* **Aim**
Counting only lines that hold "lehetőségét", give the total and nothing more.

* **Data for the task**
++++++++++++++++++++

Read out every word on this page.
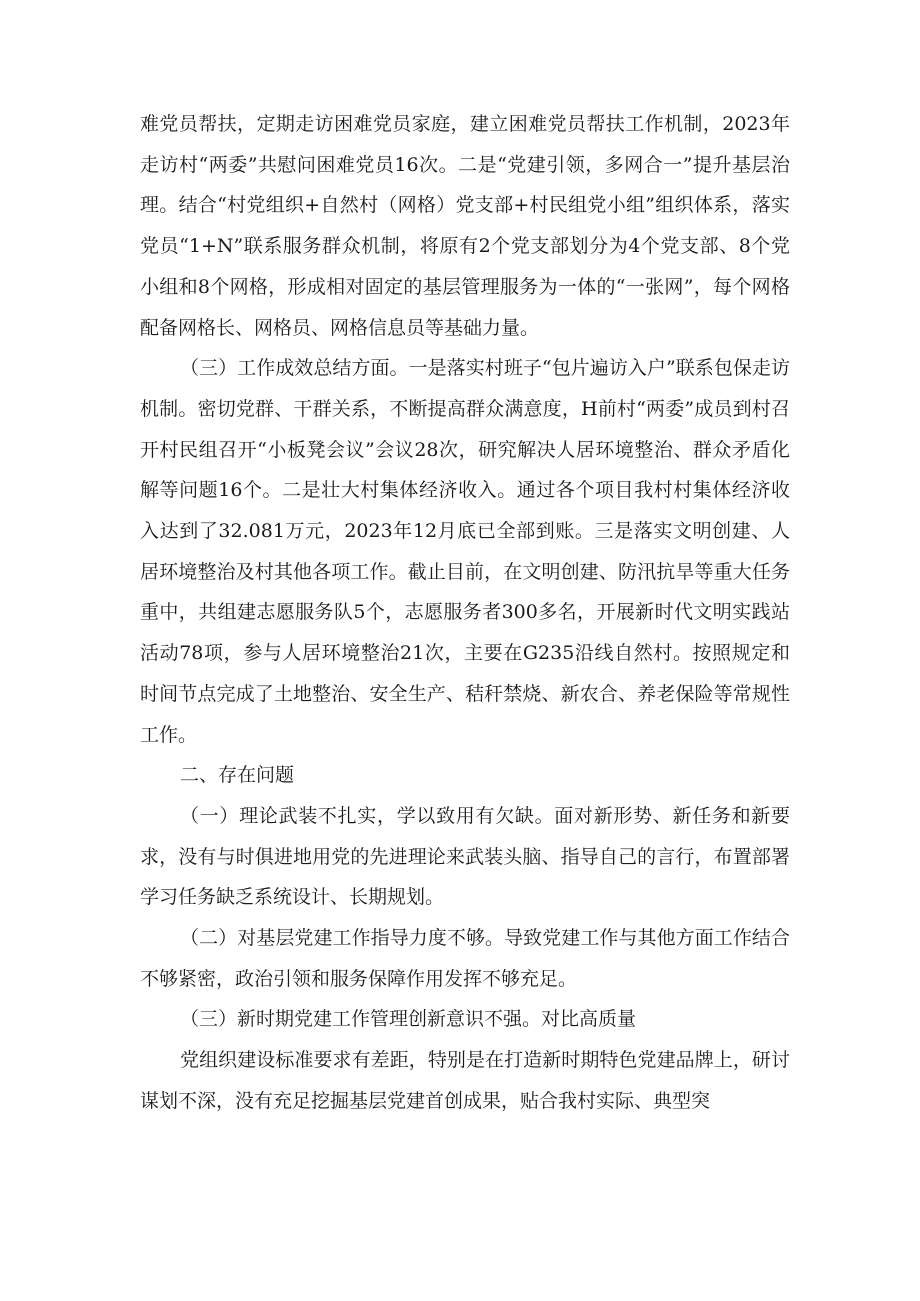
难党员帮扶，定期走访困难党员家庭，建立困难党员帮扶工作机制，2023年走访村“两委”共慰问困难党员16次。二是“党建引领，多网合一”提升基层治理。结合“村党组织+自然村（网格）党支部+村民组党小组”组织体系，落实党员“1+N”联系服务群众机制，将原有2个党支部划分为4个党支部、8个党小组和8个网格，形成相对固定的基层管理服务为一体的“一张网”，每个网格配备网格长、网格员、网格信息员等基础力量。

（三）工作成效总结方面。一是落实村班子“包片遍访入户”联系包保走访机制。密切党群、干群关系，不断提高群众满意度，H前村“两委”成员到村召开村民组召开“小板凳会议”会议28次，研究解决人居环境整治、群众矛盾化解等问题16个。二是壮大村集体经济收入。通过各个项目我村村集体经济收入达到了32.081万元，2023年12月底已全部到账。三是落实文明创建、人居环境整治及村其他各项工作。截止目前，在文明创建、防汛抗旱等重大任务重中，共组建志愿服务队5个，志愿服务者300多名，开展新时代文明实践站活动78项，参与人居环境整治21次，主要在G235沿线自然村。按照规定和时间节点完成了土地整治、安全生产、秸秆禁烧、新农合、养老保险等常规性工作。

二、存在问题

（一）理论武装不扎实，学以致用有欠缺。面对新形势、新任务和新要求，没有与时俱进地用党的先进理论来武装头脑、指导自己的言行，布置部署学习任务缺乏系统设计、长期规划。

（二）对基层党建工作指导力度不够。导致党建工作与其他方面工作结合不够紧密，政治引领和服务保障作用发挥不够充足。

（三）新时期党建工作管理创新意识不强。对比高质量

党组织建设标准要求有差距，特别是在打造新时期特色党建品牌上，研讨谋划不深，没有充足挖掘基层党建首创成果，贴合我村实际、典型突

++++++++++++++++++++

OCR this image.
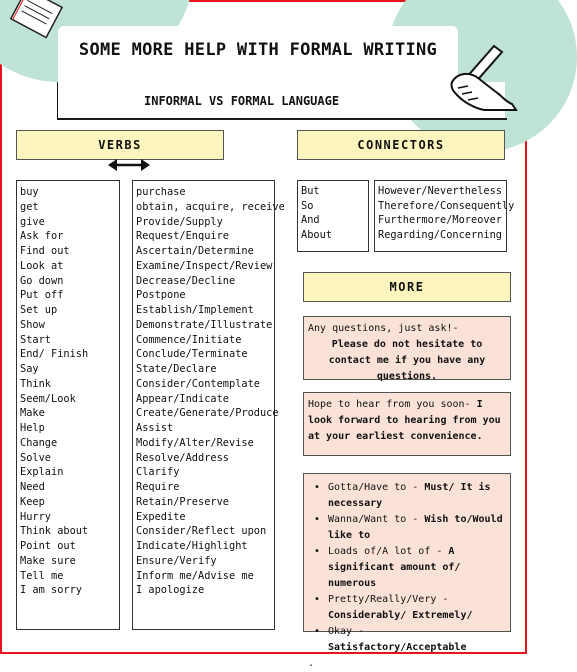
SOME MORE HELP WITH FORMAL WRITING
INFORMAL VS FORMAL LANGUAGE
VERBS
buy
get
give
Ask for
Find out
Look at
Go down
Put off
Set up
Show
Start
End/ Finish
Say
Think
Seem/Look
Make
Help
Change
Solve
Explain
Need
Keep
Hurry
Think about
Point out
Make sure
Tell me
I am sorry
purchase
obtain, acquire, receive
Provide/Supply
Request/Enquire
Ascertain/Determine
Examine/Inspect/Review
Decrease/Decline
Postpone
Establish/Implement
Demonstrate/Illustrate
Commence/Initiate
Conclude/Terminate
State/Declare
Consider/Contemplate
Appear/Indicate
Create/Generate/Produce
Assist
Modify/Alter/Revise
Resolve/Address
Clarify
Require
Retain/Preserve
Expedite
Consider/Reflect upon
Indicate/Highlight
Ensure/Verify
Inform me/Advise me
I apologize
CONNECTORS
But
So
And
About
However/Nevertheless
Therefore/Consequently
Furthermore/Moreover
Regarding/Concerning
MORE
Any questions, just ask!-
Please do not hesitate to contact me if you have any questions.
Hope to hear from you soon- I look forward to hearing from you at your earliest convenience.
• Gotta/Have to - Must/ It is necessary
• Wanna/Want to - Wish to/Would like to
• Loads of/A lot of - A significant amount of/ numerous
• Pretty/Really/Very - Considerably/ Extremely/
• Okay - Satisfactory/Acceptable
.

++++++++++++++++++++

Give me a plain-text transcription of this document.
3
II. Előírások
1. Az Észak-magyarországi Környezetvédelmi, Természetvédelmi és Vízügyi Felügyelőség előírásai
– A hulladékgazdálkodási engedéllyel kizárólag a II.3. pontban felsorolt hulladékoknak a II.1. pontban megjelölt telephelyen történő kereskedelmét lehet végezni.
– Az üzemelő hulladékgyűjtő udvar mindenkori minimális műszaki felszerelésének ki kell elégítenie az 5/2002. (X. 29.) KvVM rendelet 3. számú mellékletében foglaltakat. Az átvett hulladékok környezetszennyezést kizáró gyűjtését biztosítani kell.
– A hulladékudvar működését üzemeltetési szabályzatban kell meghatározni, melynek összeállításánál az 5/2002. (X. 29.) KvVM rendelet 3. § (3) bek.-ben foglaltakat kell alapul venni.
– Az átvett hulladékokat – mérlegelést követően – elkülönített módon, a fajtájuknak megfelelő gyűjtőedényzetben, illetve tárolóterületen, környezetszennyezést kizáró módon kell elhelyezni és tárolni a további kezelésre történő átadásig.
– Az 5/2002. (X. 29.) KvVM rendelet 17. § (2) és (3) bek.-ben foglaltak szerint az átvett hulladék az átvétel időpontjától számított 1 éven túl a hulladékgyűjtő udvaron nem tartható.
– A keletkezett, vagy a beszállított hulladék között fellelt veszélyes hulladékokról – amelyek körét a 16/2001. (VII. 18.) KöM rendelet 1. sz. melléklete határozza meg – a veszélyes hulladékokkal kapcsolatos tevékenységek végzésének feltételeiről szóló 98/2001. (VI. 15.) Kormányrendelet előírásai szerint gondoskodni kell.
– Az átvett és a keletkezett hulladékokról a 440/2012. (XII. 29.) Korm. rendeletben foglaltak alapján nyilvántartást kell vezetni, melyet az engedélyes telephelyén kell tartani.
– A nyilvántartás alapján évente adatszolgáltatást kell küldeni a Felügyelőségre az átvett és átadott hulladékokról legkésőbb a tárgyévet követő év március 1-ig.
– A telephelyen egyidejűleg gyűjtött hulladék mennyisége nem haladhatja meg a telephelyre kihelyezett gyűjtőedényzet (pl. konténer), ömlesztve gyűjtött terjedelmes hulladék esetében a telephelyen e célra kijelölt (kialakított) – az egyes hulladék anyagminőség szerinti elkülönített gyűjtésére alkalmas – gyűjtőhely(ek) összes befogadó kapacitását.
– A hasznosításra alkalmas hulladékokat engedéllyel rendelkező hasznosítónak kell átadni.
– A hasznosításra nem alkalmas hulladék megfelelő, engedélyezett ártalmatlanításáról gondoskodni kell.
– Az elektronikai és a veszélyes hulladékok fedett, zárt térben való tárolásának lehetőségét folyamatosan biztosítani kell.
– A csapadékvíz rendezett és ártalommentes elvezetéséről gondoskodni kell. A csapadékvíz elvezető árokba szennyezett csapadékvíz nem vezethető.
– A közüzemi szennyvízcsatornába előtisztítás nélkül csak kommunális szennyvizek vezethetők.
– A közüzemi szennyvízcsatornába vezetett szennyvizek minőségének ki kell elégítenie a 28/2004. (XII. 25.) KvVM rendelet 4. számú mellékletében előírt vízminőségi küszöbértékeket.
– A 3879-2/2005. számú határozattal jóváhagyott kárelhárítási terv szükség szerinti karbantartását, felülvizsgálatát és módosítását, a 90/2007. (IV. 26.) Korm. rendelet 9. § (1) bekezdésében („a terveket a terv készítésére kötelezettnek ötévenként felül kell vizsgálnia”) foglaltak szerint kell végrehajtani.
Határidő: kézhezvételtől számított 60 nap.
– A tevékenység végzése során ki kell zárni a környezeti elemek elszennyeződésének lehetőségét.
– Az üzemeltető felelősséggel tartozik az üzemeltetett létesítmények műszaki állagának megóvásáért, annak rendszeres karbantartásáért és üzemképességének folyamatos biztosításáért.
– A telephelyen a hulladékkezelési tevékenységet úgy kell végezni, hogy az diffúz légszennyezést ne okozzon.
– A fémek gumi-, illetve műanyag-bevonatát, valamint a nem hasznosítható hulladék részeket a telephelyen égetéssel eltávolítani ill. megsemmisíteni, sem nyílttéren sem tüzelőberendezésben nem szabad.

++++++++++++++++++++

* **Output of the exercise**
2